[Given problem] Return the whole listing exactly as it stands.

[Dataset records]
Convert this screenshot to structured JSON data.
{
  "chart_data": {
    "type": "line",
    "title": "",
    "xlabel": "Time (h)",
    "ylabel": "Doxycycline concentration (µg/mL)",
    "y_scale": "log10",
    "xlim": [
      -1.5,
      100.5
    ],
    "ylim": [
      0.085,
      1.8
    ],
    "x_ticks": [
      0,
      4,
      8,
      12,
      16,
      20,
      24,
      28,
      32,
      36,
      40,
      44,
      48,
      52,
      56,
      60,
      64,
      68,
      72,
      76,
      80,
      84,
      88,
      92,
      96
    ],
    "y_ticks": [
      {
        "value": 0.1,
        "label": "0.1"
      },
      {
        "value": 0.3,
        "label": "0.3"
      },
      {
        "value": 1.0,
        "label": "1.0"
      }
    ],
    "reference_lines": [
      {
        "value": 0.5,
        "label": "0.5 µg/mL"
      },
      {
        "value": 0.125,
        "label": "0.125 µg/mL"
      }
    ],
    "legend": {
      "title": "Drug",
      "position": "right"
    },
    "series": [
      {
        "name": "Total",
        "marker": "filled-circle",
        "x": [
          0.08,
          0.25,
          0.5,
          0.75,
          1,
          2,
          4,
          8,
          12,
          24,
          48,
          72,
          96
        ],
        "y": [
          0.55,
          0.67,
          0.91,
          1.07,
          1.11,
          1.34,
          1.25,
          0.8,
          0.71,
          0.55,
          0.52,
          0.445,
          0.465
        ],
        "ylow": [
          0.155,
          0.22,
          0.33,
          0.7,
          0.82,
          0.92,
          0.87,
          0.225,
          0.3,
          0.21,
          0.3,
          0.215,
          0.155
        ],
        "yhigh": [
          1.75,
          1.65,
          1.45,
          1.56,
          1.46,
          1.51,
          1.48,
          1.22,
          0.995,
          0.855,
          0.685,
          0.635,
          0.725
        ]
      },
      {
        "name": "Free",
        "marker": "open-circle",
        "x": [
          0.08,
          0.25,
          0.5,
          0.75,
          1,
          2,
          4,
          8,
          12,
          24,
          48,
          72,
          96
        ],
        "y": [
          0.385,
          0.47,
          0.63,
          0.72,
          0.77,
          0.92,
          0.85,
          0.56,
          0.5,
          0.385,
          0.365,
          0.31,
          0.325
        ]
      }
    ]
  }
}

[Worked solution]
Convert this screenshot to structured JSON data.
{
  "chart_data": {
    "type": "line",
    "title": "",
    "xlabel": "Time (h)",
    "ylabel": "Doxycycline concentration (µg/mL)",
    "y_scale": "log10",
    "xlim": [
      -1.5,
      100.5
    ],
    "ylim": [
      0.085,
      1.8
    ],
    "x_ticks": [
      0,
      4,
      8,
      12,
      16,
      20,
      24,
      28,
      32,
      36,
      40,
      44,
      48,
      52,
      56,
      60,
      64,
      68,
      72,
      76,
      80,
      84,
      88,
      92,
      96
    ],
    "y_ticks": [
      {
        "value": 0.1,
        "label": "0.1"
      },
      {
        "value": 0.3,
        "label": "0.3"
      },
      {
        "value": 1.0,
        "label": "1.0"
      }
    ],
    "reference_lines": [
      {
        "value": 0.5,
        "label": "0.5 µg/mL"
      },
      {
        "value": 0.125,
        "label": "0.125 µg/mL"
      }
    ],
    "legend": {
      "title": "Drug",
      "position": "right"
    },
    "series": [
      {
        "name": "Total",
        "marker": "filled-circle",
        "x": [
          0.08,
          0.25,
          0.5,
          0.75,
          1,
          2,
          4,
          8,
          12,
          24,
          48,
          72,
          96
        ],
        "y": [
          0.55,
          0.67,
          0.91,
          1.07,
          1.11,
          1.34,
          1.25,
          0.8,
          0.71,
          0.55,
          0.52,
          0.445,
          0.465
        ],
        "ylow": [
          0.155,
          0.22,
          0.33,
          0.7,
          0.82,
          0.92,
          0.87,
          0.225,
          0.3,
          0.21,
          0.3,
          0.215,
          0.155
        ],
        "yhigh": [
          1.75,
          1.65,
          1.45,
          1.56,
          1.46,
          1.51,
          1.48,
          1.22,
          0.995,
          0.855,
          0.685,
          0.635,
          0.725
        ]
      },
      {
        "name": "Free",
        "marker": "open-circle",
        "x": [
          0.08,
          0.25,
          0.5,
          0.75,
          1,
          2,
          4,
          8,
          12,
          24,
          48,
          72,
          96
        ],
        "y": [
          0.385,
          0.47,
          0.63,
          0.72,
          0.77,
          0.92,
          0.85,
          0.56,
          0.5,
          0.385,
          0.365,
          0.31,
          0.325
        ]
      }
    ]
  }
}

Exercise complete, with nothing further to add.